Lines of data
######
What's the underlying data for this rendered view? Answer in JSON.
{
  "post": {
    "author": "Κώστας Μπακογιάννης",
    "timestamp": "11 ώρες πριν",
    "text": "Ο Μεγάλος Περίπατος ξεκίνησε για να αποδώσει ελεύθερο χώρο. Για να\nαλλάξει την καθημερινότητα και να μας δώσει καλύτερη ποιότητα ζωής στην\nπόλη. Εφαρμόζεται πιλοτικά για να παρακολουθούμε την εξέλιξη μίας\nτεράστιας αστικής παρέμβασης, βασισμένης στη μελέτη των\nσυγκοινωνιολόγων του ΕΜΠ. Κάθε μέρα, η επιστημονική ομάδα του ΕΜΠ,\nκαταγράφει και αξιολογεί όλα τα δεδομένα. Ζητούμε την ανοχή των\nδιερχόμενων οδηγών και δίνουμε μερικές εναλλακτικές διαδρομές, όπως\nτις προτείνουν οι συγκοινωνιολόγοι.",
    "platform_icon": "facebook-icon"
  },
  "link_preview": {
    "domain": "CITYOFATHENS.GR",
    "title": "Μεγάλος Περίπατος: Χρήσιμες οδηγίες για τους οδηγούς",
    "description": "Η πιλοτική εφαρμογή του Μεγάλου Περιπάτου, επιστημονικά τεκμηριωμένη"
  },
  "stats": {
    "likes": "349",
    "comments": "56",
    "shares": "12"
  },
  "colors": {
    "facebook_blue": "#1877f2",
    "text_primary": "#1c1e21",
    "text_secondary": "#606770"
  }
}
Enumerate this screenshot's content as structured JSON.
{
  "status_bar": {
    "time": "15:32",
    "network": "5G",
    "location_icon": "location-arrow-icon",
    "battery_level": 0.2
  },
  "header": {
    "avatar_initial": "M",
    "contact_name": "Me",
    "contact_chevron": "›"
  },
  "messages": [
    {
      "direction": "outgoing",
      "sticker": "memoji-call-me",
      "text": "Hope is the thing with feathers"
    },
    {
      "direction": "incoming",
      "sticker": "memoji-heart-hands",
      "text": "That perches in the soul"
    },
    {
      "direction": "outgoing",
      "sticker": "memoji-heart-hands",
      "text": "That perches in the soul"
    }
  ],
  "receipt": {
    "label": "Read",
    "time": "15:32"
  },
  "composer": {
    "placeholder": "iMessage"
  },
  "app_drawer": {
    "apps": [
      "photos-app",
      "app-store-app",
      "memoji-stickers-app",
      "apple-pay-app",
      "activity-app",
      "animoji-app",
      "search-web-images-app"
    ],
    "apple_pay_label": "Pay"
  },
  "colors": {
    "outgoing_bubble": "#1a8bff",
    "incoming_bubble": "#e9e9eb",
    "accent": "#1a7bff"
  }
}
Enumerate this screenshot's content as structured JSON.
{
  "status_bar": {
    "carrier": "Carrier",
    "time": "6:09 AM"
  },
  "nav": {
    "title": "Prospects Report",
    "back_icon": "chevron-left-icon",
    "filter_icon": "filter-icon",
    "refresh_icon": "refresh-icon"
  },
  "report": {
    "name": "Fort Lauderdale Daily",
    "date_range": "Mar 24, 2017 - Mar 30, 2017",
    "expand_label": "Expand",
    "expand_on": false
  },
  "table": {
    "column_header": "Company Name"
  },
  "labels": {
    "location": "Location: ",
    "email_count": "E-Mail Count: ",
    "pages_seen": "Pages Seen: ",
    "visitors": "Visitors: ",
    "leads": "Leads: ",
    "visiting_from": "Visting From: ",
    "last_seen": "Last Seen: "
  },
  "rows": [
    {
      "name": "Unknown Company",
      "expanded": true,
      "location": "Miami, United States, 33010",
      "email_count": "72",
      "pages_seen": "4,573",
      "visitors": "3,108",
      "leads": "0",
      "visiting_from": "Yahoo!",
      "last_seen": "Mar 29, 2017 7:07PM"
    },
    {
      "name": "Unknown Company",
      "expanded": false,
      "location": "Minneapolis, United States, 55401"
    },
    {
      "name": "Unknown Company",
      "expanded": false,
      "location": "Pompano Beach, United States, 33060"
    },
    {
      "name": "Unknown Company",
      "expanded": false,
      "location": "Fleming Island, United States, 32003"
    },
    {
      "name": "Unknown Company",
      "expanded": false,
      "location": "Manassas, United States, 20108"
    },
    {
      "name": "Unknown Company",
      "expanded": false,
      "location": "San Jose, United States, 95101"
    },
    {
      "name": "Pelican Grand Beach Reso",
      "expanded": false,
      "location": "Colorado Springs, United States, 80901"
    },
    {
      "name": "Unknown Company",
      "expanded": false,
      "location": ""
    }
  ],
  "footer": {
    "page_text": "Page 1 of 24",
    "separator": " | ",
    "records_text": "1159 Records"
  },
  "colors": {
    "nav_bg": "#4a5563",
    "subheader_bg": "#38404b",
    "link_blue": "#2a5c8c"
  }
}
######
Problem
Output the data above exactly, please, line for line.

Result of the exercise
What's the underlying data for this rendered view? Answer in JSON.
{
  "post": {
    "author": "Κώστας Μπακογιάννης",
    "timestamp": "11 ώρες πριν",
    "text": "Ο Μεγάλος Περίπατος ξεκίνησε για να αποδώσει ελεύθερο χώρο. Για να\nαλλάξει την καθημερινότητα και να μας δώσει καλύτερη ποιότητα ζωής στην\nπόλη. Εφαρμόζεται πιλοτικά για να παρακολουθούμε την εξέλιξη μίας\nτεράστιας αστικής παρέμβασης, βασισμένης στη μελέτη των\nσυγκοινωνιολόγων του ΕΜΠ. Κάθε μέρα, η επιστημονική ομάδα του ΕΜΠ,\nκαταγράφει και αξιολογεί όλα τα δεδομένα. Ζητούμε την ανοχή των\nδιερχόμενων οδηγών και δίνουμε μερικές εναλλακτικές διαδρομές, όπως\nτις προτείνουν οι συγκοινωνιολόγοι.",
    "platform_icon": "facebook-icon"
  },
  "link_preview": {
    "domain": "CITYOFATHENS.GR",
    "title": "Μεγάλος Περίπατος: Χρήσιμες οδηγίες για τους οδηγούς",
    "description": "Η πιλοτική εφαρμογή του Μεγάλου Περιπάτου, επιστημονικά τεκμηριωμένη"
  },
  "stats": {
    "likes": "349",
    "comments": "56",
    "shares": "12"
  },
  "colors": {
    "facebook_blue": "#1877f2",
    "text_primary": "#1c1e21",
    "text_secondary": "#606770"
  }
}
Enumerate this screenshot's content as structured JSON.
{
  "status_bar": {
    "time": "15:32",
    "network": "5G",
    "location_icon": "location-arrow-icon",
    "battery_level": 0.2
  },
  "header": {
    "avatar_initial": "M",
    "contact_name": "Me",
    "contact_chevron": "›"
  },
  "messages": [
    {
      "direction": "outgoing",
      "sticker": "memoji-call-me",
      "text": "Hope is the thing with feathers"
    },
    {
      "direction": "incoming",
      "sticker": "memoji-heart-hands",
      "text": "That perches in the soul"
    },
    {
      "direction": "outgoing",
      "sticker": "memoji-heart-hands",
      "text": "That perches in the soul"
    }
  ],
  "receipt": {
    "label": "Read",
    "time": "15:32"
  },
  "composer": {
    "placeholder": "iMessage"
  },
  "app_drawer": {
    "apps": [
      "photos-app",
      "app-store-app",
      "memoji-stickers-app",
      "apple-pay-app",
      "activity-app",
      "animoji-app",
      "search-web-images-app"
    ],
    "apple_pay_label": "Pay"
  },
  "colors": {
    "outgoing_bubble": "#1a8bff",
    "incoming_bubble": "#e9e9eb",
    "accent": "#1a7bff"
  }
}
Enumerate this screenshot's content as structured JSON.
{
  "status_bar": {
    "carrier": "Carrier",
    "time": "6:09 AM"
  },
  "nav": {
    "title": "Prospects Report",
    "back_icon": "chevron-left-icon",
    "filter_icon": "filter-icon",
    "refresh_icon": "refresh-icon"
  },
  "report": {
    "name": "Fort Lauderdale Daily",
    "date_range": "Mar 24, 2017 - Mar 30, 2017",
    "expand_label": "Expand",
    "expand_on": false
  },
  "table": {
    "column_header": "Company Name"
  },
  "labels": {
    "location": "Location: ",
    "email_count": "E-Mail Count: ",
    "pages_seen": "Pages Seen: ",
    "visitors": "Visitors: ",
    "leads": "Leads: ",
    "visiting_from": "Visting From: ",
    "last_seen": "Last Seen: "
  },
  "rows": [
    {
      "name": "Unknown Company",
      "expanded": true,
      "location": "Miami, United States, 33010",
      "email_count": "72",
      "pages_seen": "4,573",
      "visitors": "3,108",
      "leads": "0",
      "visiting_from": "Yahoo!",
      "last_seen": "Mar 29, 2017 7:07PM"
    },
    {
      "name": "Unknown Company",
      "expanded": false,
      "location": "Minneapolis, United States, 55401"
    },
    {
      "name": "Unknown Company",
      "expanded": false,
      "location": "Pompano Beach, United States, 33060"
    },
    {
      "name": "Unknown Company",
      "expanded": false,
      "location": "Fleming Island, United States, 32003"
    },
    {
      "name": "Unknown Company",
      "expanded": false,
      "location": "Manassas, United States, 20108"
    },
    {
      "name": "Unknown Company",
      "expanded": false,
      "location": "San Jose, United States, 95101"
    },
    {
      "name": "Pelican Grand Beach Reso",
      "expanded": false,
      "location": "Colorado Springs, United States, 80901"
    },
    {
      "name": "Unknown Company",
      "expanded": false,
      "location": ""
    }
  ],
  "footer": {
    "page_text": "Page 1 of 24",
    "separator": " | ",
    "records_text": "1159 Records"
  },
  "colors": {
    "nav_bg": "#4a5563",
    "subheader_bg": "#38404b",
    "link_blue": "#2a5c8c"
  }
}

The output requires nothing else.